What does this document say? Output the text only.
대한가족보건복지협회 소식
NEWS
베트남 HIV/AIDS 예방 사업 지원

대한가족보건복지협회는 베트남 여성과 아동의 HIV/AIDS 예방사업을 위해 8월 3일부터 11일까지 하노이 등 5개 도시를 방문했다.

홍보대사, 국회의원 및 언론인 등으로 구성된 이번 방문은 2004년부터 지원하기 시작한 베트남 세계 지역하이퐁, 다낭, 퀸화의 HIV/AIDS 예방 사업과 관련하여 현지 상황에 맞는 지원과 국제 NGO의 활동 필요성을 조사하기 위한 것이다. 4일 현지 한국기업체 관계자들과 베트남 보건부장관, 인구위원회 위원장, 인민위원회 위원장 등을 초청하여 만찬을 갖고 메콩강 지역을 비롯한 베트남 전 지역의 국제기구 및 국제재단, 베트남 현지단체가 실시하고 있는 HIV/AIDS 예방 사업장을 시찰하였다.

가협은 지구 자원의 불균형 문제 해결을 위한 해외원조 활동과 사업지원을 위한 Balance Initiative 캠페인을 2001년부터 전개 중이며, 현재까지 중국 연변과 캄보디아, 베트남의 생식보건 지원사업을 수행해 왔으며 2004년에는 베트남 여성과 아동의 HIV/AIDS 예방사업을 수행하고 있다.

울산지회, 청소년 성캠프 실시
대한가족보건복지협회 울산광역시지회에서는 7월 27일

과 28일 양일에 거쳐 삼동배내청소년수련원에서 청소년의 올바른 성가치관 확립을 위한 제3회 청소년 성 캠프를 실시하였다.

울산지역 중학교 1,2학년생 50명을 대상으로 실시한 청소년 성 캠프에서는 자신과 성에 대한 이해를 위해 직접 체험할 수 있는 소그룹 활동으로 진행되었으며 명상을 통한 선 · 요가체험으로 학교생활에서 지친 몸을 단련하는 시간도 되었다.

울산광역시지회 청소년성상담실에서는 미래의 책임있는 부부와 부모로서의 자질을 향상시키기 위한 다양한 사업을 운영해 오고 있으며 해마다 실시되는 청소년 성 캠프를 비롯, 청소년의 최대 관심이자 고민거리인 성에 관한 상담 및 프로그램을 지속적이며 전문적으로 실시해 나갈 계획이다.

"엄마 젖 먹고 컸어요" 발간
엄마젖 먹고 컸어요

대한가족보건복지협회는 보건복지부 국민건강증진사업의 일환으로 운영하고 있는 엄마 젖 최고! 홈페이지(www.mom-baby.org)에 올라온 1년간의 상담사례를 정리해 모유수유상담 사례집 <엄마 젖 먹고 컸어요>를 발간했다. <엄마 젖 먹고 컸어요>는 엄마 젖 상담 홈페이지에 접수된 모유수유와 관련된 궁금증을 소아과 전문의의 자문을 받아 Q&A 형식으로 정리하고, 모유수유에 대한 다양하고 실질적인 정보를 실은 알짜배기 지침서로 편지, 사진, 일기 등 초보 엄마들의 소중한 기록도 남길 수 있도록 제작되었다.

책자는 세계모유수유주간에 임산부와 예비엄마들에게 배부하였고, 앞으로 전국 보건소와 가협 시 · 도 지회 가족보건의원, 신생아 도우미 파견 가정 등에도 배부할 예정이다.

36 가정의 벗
####################
* _WHAT THE EXERCISE ASKS_:
Return every entry verbatim.

* _RESULT OF THIS EXERCISE_:
What does this document say? Output the text only.
대한가족보건복지협회 소식
NEWS
베트남 HIV/AIDS 예방 사업 지원

대한가족보건복지협회는 베트남 여성과 아동의 HIV/AIDS 예방사업을 위해 8월 3일부터 11일까지 하노이 등 5개 도시를 방문했다.

홍보대사, 국회의원 및 언론인 등으로 구성된 이번 방문은 2004년부터 지원하기 시작한 베트남 세계 지역하이퐁, 다낭, 퀸화의 HIV/AIDS 예방 사업과 관련하여 현지 상황에 맞는 지원과 국제 NGO의 활동 필요성을 조사하기 위한 것이다. 4일 현지 한국기업체 관계자들과 베트남 보건부장관, 인구위원회 위원장, 인민위원회 위원장 등을 초청하여 만찬을 갖고 메콩강 지역을 비롯한 베트남 전 지역의 국제기구 및 국제재단, 베트남 현지단체가 실시하고 있는 HIV/AIDS 예방 사업장을 시찰하였다.

가협은 지구 자원의 불균형 문제 해결을 위한 해외원조 활동과 사업지원을 위한 Balance Initiative 캠페인을 2001년부터 전개 중이며, 현재까지 중국 연변과 캄보디아, 베트남의 생식보건 지원사업을 수행해 왔으며 2004년에는 베트남 여성과 아동의 HIV/AIDS 예방사업을 수행하고 있다.

울산지회, 청소년 성캠프 실시
대한가족보건복지협회 울산광역시지회에서는 7월 27일

과 28일 양일에 거쳐 삼동배내청소년수련원에서 청소년의 올바른 성가치관 확립을 위한 제3회 청소년 성 캠프를 실시하였다.

울산지역 중학교 1,2학년생 50명을 대상으로 실시한 청소년 성 캠프에서는 자신과 성에 대한 이해를 위해 직접 체험할 수 있는 소그룹 활동으로 진행되었으며 명상을 통한 선 · 요가체험으로 학교생활에서 지친 몸을 단련하는 시간도 되었다.

울산광역시지회 청소년성상담실에서는 미래의 책임있는 부부와 부모로서의 자질을 향상시키기 위한 다양한 사업을 운영해 오고 있으며 해마다 실시되는 청소년 성 캠프를 비롯, 청소년의 최대 관심이자 고민거리인 성에 관한 상담 및 프로그램을 지속적이며 전문적으로 실시해 나갈 계획이다.

"엄마 젖 먹고 컸어요" 발간
엄마젖 먹고 컸어요

대한가족보건복지협회는 보건복지부 국민건강증진사업의 일환으로 운영하고 있는 엄마 젖 최고! 홈페이지(www.mom-baby.org)에 올라온 1년간의 상담사례를 정리해 모유수유상담 사례집 <엄마 젖 먹고 컸어요>를 발간했다. <엄마 젖 먹고 컸어요>는 엄마 젖 상담 홈페이지에 접수된 모유수유와 관련된 궁금증을 소아과 전문의의 자문을 받아 Q&A 형식으로 정리하고, 모유수유에 대한 다양하고 실질적인 정보를 실은 알짜배기 지침서로 편지, 사진, 일기 등 초보 엄마들의 소중한 기록도 남길 수 있도록 제작되었다.

책자는 세계모유수유주간에 임산부와 예비엄마들에게 배부하였고, 앞으로 전국 보건소와 가협 시 · 도 지회 가족보건의원, 신생아 도우미 파견 가정 등에도 배부할 예정이다.

36 가정의 벗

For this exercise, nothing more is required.